» INSTRUCTIONS FOR THE TASK
What follows is a set of records, each of which is to be written out exactly.

····················

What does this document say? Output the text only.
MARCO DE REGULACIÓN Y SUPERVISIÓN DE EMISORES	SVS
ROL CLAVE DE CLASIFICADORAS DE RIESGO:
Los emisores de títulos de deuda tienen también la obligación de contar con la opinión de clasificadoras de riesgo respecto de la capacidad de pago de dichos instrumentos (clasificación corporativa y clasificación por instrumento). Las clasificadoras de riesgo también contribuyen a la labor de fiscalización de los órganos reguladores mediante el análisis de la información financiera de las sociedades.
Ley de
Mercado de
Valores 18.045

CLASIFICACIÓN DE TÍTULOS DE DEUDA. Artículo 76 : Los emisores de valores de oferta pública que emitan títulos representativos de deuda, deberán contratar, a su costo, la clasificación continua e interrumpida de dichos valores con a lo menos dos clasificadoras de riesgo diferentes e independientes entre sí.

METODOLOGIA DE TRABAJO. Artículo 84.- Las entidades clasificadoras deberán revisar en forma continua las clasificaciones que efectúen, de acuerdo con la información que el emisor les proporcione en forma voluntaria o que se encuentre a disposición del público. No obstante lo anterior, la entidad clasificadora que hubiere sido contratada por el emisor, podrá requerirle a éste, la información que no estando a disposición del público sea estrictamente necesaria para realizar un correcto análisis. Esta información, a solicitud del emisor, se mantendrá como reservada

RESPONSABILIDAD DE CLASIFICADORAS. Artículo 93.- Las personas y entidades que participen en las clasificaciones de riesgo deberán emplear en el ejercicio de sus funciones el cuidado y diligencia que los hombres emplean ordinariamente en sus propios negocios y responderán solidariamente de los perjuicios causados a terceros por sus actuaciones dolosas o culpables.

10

····················

» OUTPUT BELOW
What does this document say? Output the text only.
MARCO DE REGULACIÓN Y SUPERVISIÓN DE EMISORES	SVS
ROL CLAVE DE CLASIFICADORAS DE RIESGO:
Los emisores de títulos de deuda tienen también la obligación de contar con la opinión de clasificadoras de riesgo respecto de la capacidad de pago de dichos instrumentos (clasificación corporativa y clasificación por instrumento). Las clasificadoras de riesgo también contribuyen a la labor de fiscalización de los órganos reguladores mediante el análisis de la información financiera de las sociedades.
Ley de
Mercado de
Valores 18.045

CLASIFICACIÓN DE TÍTULOS DE DEUDA. Artículo 76 : Los emisores de valores de oferta pública que emitan títulos representativos de deuda, deberán contratar, a su costo, la clasificación continua e interrumpida de dichos valores con a lo menos dos clasificadoras de riesgo diferentes e independientes entre sí.

METODOLOGIA DE TRABAJO. Artículo 84.- Las entidades clasificadoras deberán revisar en forma continua las clasificaciones que efectúen, de acuerdo con la información que el emisor les proporcione en forma voluntaria o que se encuentre a disposición del público. No obstante lo anterior, la entidad clasificadora que hubiere sido contratada por el emisor, podrá requerirle a éste, la información que no estando a disposición del público sea estrictamente necesaria para realizar un correcto análisis. Esta información, a solicitud del emisor, se mantendrá como reservada

RESPONSABILIDAD DE CLASIFICADORAS. Artículo 93.- Las personas y entidades que participen en las clasificaciones de riesgo deberán emplear en el ejercicio de sus funciones el cuidado y diligencia que los hombres emplean ordinariamente en sus propios negocios y responderán solidariamente de los perjuicios causados a terceros por sus actuaciones dolosas o culpables.

10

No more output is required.